== Record extracts
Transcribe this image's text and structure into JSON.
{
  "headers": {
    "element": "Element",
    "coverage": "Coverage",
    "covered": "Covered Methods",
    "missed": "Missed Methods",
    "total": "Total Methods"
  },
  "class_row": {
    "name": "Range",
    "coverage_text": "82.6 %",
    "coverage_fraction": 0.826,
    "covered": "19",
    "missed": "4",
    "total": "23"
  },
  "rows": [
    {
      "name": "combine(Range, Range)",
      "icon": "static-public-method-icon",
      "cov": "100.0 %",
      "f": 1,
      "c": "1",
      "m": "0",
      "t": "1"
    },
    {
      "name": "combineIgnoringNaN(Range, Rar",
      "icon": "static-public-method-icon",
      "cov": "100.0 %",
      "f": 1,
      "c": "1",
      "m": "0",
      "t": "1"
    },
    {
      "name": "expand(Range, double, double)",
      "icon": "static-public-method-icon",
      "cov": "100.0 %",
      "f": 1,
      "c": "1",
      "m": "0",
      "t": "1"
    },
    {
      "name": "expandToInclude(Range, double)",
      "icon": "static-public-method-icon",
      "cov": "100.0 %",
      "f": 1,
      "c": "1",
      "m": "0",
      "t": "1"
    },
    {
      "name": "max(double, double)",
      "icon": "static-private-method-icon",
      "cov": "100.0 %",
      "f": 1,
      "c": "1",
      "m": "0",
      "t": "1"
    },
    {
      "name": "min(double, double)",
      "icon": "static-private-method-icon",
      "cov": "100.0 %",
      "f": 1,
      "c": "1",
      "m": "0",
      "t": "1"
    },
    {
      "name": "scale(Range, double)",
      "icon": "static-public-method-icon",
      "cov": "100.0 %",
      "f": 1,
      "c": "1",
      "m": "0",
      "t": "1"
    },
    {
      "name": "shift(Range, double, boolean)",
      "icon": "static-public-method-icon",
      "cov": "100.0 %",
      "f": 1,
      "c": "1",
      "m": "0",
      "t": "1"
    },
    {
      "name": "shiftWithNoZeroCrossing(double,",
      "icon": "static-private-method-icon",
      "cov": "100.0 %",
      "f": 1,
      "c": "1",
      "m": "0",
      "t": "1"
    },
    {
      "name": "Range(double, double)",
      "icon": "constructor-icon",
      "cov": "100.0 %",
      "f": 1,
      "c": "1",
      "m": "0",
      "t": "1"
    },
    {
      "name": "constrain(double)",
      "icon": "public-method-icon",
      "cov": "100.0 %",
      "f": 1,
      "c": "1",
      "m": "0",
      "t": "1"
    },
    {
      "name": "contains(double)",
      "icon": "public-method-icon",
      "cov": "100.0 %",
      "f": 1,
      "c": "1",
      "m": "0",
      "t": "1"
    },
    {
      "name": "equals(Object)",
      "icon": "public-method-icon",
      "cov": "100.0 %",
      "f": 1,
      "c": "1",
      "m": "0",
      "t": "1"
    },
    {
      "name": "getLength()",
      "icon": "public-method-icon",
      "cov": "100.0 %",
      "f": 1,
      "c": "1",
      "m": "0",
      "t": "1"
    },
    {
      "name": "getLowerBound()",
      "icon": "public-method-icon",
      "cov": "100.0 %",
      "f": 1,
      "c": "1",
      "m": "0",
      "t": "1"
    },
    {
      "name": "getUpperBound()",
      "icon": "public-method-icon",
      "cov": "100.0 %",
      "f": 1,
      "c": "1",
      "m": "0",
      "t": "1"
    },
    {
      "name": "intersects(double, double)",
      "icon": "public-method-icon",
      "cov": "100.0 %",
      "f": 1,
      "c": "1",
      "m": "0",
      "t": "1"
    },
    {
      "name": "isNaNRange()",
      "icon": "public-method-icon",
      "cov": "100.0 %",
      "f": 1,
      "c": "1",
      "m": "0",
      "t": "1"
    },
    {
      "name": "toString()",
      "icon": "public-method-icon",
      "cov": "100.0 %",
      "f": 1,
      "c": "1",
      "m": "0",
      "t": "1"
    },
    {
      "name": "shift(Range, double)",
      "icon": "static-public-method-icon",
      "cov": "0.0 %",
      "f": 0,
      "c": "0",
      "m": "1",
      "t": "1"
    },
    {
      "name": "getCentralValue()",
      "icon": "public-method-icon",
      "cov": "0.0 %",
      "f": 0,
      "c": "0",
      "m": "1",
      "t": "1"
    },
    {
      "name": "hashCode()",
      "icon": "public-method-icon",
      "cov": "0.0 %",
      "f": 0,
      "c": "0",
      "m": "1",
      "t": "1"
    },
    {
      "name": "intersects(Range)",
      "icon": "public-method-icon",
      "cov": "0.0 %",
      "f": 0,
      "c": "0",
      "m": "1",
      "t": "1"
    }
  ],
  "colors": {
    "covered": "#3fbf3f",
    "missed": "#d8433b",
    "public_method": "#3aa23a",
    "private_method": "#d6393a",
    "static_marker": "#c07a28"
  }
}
====
What you will do – Collect each line of the entries that has the word "double", copying it in full.

Task answer –
      "name": "expand(Range, double, double)",
      "name": "expandToInclude(Range, double)",
      "name": "max(double, double)",
      "name": "min(double, double)",
      "name": "scale(Range, double)",
      "name": "shift(Range, double, boolean)",
      "name": "shiftWithNoZeroCrossing(double,",
      "name": "Range(double, double)",
      "name": "constrain(double)",
      "name": "contains(double)",
      "name": "intersects(double, double)",
      "name": "shift(Range, double)",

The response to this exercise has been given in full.